- [Stored records]
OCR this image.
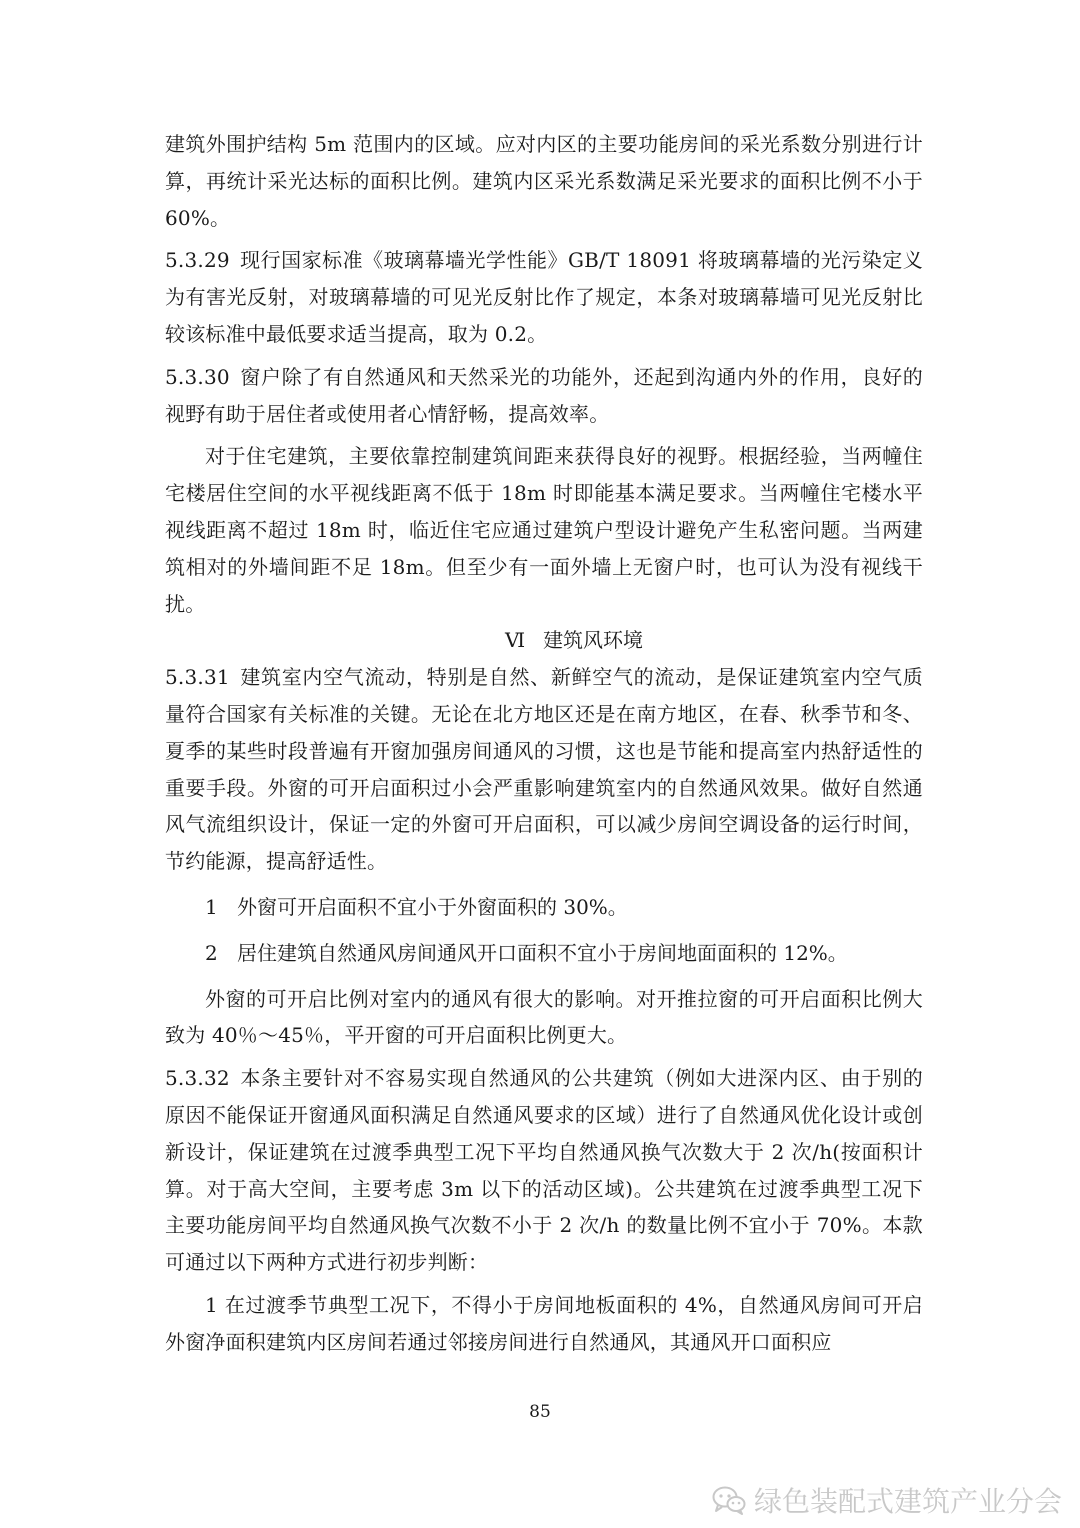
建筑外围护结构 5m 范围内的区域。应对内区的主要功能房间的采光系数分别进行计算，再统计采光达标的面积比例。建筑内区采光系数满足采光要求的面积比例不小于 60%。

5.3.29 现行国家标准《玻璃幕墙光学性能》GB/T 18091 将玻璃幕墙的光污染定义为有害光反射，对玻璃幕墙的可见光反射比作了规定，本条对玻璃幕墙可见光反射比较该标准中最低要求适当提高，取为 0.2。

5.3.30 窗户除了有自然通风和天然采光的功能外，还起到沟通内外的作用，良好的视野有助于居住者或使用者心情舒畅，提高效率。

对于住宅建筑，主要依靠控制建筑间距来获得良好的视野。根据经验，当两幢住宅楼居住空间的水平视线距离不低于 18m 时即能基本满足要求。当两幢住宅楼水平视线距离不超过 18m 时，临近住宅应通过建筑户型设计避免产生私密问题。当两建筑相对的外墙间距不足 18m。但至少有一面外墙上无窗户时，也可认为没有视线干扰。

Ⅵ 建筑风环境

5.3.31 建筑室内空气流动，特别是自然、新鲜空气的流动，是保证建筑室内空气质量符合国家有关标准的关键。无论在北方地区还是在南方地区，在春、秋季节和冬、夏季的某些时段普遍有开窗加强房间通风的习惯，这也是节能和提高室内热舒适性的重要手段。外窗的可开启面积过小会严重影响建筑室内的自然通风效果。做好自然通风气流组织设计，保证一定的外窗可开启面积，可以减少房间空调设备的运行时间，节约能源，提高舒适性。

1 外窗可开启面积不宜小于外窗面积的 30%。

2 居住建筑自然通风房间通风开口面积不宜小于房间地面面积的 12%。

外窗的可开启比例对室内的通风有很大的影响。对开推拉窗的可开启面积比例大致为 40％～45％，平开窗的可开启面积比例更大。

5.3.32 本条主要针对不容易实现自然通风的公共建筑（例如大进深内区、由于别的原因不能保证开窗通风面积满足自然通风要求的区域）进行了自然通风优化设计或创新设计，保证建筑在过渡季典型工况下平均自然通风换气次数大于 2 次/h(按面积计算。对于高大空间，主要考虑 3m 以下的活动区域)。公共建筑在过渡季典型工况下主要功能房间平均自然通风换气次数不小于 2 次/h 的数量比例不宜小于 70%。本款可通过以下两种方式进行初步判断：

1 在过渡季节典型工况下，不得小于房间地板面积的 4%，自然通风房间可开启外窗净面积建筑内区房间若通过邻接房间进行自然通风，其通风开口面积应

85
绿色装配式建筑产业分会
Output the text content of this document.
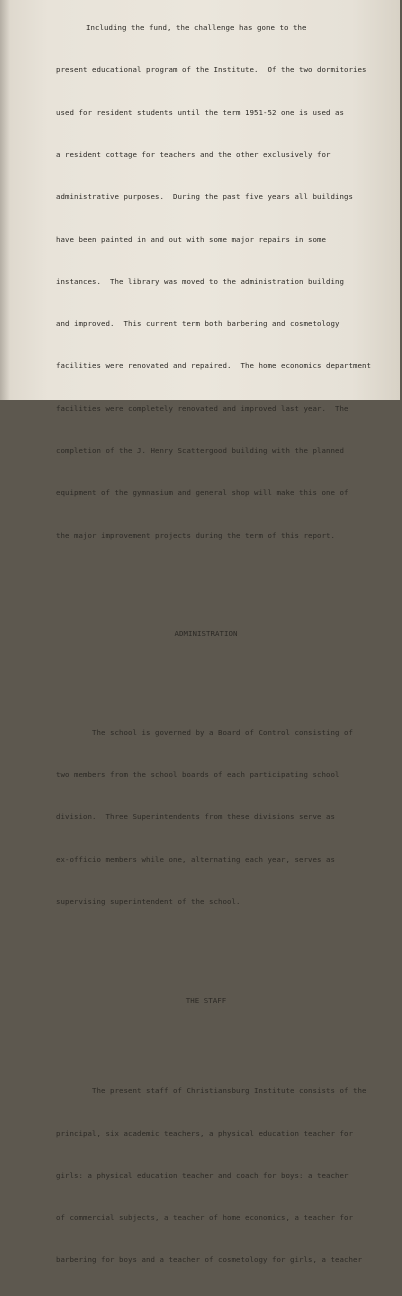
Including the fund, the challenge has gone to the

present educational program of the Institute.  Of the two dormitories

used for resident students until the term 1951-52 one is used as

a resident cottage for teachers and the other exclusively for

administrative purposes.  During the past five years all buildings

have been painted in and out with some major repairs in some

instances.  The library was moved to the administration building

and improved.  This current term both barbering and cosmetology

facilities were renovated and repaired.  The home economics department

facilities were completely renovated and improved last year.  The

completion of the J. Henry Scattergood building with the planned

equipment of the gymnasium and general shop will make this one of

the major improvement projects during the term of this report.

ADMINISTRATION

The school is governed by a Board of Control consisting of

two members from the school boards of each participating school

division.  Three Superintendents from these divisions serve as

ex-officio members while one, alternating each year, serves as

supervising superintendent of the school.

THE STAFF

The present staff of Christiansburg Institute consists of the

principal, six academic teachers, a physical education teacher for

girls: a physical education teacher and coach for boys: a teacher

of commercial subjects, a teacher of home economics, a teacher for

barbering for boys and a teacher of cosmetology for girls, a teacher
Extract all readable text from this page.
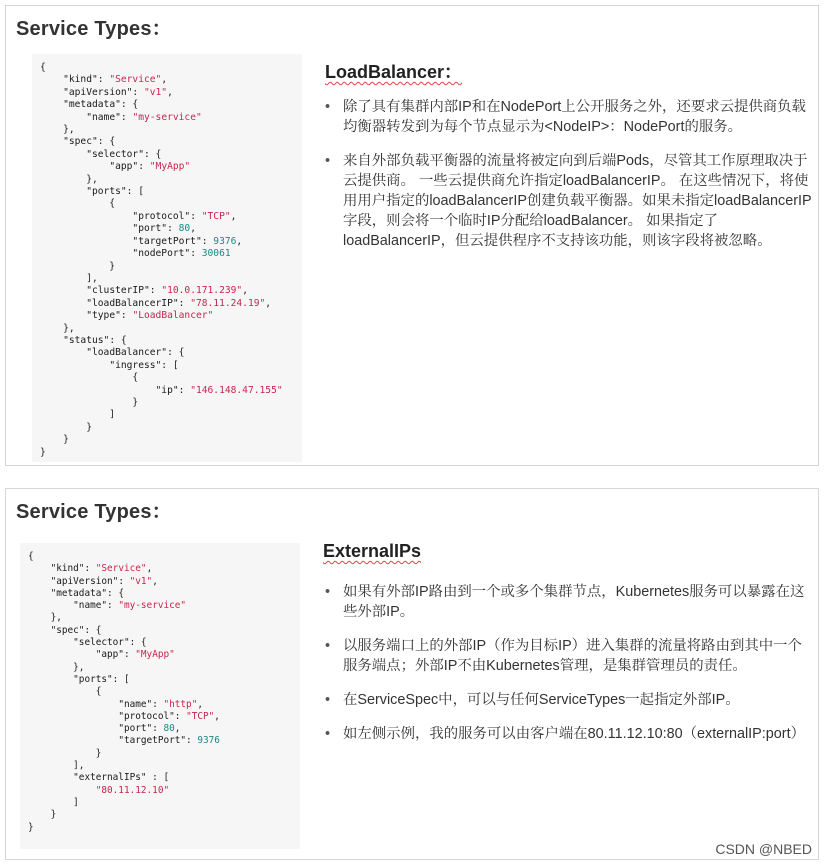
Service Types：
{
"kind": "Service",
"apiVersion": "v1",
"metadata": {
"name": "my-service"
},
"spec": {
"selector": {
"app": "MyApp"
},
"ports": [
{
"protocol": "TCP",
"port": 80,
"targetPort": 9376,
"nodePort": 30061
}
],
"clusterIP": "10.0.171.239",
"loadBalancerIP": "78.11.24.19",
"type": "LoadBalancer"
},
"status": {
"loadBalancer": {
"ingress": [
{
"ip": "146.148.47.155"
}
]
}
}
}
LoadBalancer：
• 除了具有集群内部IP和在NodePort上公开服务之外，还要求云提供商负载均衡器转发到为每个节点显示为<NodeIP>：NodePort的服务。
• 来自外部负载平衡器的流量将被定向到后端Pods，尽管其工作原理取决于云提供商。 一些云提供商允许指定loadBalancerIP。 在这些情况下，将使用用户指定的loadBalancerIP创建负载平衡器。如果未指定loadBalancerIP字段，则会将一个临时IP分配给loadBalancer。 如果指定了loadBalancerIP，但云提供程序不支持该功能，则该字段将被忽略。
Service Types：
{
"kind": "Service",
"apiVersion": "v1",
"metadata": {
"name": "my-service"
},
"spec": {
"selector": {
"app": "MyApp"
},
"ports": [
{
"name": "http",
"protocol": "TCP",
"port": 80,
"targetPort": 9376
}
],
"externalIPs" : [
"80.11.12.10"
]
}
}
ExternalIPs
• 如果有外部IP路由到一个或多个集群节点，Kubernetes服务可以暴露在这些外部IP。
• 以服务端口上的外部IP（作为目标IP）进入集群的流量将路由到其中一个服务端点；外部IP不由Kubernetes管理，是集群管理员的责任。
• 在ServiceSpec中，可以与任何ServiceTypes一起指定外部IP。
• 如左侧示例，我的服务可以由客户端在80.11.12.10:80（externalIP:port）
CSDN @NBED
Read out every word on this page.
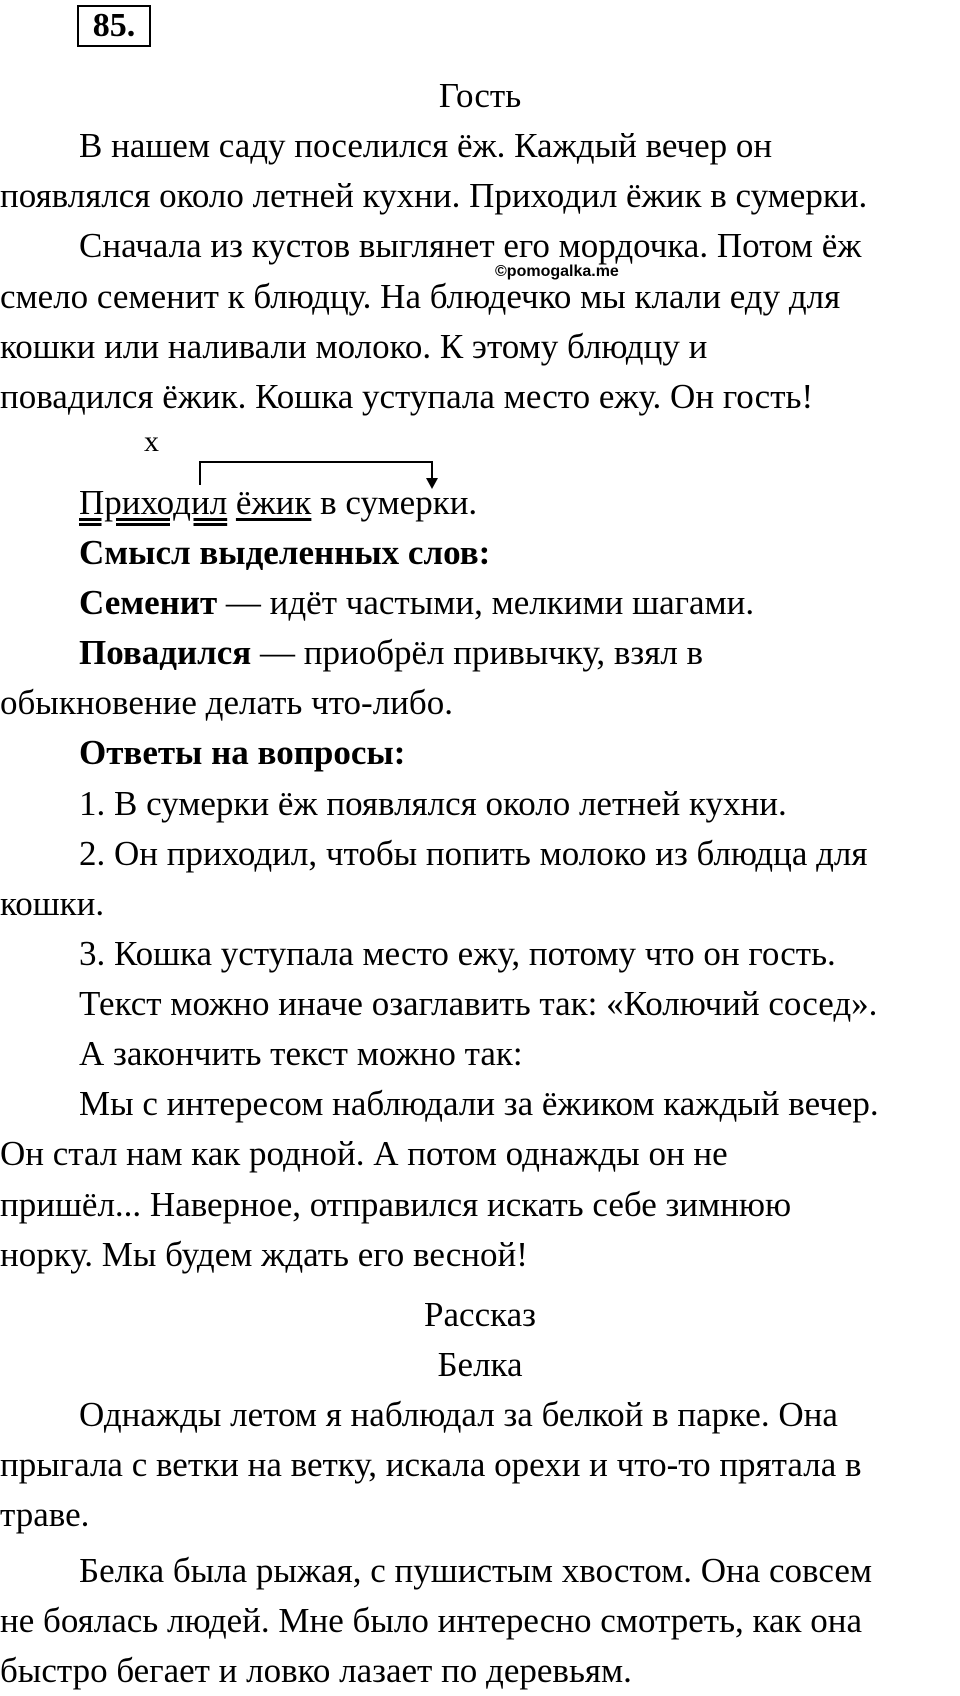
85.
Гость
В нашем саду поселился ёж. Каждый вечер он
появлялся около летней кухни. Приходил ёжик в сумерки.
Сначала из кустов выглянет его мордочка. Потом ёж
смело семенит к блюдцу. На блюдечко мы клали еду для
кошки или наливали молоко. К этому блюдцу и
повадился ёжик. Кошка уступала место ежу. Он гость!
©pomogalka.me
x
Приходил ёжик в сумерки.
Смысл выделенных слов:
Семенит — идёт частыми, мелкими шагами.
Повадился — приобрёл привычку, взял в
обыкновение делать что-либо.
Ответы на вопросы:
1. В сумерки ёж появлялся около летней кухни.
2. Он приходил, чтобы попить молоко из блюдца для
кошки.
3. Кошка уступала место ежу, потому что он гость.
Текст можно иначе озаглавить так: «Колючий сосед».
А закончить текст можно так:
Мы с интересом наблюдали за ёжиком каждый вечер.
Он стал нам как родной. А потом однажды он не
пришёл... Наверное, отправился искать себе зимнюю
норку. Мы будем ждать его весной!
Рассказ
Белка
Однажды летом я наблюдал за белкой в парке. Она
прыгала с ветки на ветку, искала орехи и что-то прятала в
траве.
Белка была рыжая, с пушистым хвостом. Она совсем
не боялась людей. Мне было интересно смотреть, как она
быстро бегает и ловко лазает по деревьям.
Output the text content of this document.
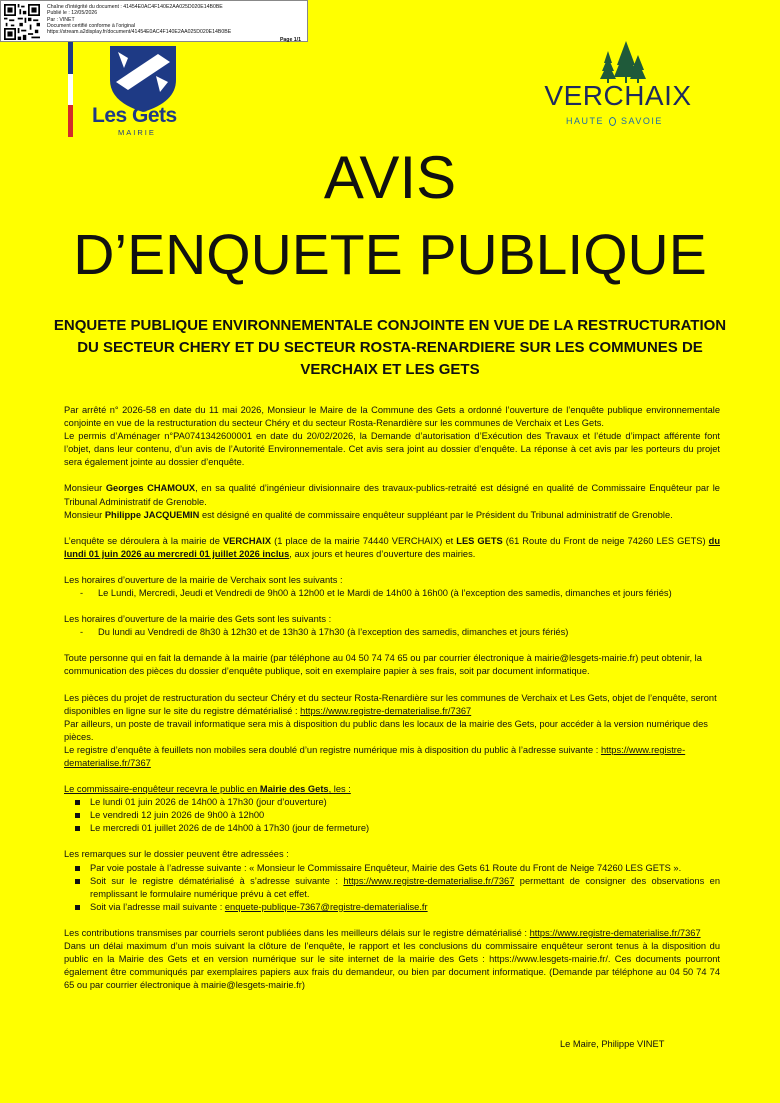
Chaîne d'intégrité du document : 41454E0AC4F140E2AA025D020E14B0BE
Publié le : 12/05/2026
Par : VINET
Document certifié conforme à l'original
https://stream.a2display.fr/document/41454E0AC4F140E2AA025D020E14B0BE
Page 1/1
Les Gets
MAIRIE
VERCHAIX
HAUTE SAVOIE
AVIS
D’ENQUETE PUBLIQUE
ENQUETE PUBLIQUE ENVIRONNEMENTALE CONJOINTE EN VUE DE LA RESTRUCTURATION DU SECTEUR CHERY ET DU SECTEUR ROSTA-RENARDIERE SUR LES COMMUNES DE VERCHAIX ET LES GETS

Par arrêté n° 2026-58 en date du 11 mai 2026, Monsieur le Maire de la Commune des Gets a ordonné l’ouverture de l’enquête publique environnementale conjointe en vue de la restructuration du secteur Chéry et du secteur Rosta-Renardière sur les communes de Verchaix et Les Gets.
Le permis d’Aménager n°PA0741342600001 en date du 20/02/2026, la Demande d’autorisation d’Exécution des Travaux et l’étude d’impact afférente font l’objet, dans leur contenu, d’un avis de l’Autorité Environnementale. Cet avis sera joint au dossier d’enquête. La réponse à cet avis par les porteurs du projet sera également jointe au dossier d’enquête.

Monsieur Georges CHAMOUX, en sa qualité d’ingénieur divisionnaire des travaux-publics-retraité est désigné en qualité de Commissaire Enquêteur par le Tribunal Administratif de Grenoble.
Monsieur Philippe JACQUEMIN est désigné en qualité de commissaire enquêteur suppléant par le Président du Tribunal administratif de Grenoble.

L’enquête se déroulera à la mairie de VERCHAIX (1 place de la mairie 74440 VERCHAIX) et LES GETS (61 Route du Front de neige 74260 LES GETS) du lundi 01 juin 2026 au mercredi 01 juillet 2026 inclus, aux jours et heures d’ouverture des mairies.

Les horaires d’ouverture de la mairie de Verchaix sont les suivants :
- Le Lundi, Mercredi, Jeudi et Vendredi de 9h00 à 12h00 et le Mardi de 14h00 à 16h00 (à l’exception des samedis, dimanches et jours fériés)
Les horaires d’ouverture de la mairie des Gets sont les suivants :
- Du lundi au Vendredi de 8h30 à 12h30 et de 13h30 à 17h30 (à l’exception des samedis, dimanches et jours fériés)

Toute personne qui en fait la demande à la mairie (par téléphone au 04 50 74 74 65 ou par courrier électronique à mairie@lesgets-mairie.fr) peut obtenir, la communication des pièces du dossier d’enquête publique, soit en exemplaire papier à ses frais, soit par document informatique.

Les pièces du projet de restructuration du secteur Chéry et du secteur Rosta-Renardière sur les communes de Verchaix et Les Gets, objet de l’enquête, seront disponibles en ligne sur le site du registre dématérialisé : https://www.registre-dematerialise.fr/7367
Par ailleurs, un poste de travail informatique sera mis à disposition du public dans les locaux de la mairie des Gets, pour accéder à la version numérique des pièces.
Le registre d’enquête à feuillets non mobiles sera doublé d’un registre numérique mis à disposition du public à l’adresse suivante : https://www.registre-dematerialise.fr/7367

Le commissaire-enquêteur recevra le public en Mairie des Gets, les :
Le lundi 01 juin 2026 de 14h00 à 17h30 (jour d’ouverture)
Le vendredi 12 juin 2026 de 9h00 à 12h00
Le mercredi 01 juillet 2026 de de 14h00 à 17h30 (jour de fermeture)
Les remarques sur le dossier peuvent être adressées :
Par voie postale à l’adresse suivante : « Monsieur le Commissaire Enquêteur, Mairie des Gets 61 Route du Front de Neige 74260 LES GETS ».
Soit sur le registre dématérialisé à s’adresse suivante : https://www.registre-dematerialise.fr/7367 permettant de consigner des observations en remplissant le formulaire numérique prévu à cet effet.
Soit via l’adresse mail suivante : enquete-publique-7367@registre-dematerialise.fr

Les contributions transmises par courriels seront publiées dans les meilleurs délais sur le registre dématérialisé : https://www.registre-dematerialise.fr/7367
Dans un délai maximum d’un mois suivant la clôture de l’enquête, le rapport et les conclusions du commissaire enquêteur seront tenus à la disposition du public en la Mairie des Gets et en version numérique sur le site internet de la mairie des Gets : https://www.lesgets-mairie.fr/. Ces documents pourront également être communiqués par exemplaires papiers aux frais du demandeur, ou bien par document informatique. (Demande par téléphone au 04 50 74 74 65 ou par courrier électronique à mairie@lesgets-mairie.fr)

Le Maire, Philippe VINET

- [Required work] Scan the data for the word "facilities" and copy every line where it shows up.

- [Reply to the task]
facilities were renovated and repaired.  The home economics department
facilities were completely renovated and improved last year.  The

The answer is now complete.